**** DATA SUPPLIED ****

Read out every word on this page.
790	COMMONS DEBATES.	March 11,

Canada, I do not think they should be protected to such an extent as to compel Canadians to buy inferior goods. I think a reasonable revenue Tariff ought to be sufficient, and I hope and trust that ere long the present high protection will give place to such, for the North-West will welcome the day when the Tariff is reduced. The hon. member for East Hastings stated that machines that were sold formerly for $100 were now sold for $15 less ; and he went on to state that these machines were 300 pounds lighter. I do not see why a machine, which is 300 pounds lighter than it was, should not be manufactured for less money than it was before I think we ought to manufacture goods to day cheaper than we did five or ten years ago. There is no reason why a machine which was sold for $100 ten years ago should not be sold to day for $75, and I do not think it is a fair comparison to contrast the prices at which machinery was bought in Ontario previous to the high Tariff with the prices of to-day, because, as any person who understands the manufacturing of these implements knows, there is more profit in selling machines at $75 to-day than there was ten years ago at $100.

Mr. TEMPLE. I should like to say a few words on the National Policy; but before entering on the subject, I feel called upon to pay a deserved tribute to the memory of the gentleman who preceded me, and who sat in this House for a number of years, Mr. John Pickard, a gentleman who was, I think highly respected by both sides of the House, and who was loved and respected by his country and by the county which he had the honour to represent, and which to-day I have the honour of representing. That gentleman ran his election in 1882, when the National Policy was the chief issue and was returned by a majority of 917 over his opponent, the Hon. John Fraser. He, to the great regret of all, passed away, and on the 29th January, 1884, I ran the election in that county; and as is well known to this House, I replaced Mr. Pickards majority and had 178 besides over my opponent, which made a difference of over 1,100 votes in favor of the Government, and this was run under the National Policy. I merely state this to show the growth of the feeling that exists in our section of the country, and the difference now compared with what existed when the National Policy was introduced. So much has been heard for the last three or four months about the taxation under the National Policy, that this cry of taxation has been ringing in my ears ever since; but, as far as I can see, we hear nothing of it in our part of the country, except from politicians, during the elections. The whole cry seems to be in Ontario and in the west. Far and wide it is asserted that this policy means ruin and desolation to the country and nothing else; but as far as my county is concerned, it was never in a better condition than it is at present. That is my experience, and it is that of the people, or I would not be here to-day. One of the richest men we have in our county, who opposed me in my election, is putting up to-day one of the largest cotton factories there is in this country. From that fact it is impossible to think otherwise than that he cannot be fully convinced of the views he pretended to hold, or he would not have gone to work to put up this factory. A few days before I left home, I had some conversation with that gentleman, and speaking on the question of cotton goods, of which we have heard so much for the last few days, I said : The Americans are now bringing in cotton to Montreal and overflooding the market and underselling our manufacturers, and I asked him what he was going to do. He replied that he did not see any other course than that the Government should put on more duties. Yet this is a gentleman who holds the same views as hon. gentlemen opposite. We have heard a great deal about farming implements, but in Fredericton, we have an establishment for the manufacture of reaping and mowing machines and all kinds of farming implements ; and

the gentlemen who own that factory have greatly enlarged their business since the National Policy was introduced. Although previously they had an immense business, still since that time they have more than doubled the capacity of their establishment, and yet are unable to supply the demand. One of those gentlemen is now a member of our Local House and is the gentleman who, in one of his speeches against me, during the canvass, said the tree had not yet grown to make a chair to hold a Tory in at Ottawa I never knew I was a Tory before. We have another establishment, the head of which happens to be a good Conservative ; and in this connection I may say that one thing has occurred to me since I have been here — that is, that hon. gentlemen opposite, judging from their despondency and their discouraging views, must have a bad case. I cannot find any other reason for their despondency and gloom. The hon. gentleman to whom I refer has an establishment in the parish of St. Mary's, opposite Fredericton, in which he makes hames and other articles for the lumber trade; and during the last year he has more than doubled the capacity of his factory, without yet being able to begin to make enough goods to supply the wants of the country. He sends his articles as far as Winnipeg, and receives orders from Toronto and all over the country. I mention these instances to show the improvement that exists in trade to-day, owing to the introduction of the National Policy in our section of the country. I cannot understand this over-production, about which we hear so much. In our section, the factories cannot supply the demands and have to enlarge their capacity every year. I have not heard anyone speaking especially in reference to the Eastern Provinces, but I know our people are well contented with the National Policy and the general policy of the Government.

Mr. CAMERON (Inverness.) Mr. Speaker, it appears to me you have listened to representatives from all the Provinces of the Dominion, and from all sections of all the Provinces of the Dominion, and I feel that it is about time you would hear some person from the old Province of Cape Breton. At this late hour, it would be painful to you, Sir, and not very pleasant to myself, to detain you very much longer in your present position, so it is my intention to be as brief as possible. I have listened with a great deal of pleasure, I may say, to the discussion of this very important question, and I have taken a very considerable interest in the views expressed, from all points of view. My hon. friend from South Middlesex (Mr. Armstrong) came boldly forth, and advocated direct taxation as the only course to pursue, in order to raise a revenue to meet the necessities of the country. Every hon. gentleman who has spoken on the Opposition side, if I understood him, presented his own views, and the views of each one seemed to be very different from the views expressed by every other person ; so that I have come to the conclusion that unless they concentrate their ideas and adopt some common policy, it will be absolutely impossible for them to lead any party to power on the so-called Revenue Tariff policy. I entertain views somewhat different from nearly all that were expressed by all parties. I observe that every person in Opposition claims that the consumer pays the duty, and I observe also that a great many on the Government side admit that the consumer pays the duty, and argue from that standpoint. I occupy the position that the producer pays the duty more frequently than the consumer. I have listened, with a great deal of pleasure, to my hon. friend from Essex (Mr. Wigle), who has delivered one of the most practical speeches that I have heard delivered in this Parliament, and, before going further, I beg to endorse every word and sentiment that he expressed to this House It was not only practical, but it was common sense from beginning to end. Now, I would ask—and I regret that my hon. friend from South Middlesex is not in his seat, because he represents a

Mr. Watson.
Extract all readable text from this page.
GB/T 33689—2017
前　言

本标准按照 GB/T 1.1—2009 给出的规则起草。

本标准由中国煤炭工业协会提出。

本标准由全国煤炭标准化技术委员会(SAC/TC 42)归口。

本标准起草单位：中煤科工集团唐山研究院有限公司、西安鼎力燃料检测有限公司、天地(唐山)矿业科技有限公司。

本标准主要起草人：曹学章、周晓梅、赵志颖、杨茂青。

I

****

EXERCISE DESCRIPTION:
In the entries above, identify each line that includes the string "page", then copy it.

FULL ANSWER:
Read out every word on this page.
Extract all readable text from this page.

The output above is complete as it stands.